┌────────
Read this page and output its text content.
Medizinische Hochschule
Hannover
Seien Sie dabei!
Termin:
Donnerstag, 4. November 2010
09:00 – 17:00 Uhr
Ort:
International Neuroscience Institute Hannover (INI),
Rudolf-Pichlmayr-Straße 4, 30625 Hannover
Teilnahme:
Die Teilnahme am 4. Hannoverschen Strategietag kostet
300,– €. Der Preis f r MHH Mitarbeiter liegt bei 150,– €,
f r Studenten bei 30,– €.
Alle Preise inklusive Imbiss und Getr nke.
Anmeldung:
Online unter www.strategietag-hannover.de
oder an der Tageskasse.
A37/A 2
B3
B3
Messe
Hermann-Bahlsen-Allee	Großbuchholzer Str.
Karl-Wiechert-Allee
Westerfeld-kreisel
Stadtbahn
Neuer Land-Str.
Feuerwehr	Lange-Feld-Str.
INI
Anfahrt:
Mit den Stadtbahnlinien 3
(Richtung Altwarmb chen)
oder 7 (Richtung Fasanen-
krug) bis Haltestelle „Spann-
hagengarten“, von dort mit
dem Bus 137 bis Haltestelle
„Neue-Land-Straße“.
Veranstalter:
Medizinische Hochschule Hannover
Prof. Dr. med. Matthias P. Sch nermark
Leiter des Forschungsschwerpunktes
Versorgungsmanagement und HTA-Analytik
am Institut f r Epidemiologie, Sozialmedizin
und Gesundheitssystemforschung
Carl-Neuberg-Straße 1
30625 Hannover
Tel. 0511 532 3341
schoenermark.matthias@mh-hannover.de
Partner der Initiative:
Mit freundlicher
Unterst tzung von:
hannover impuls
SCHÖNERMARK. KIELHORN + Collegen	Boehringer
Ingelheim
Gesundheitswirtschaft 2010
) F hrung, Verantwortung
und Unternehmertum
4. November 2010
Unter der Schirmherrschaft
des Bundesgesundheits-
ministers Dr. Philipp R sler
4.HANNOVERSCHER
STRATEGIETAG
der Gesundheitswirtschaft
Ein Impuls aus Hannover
└────────
TO DO: Find every line that has "Teilnahme" in it, then return those lines.

RESPONSE BELOW:
Teilnahme:
Die Teilnahme am 4. Hannoverschen Strategietag kostet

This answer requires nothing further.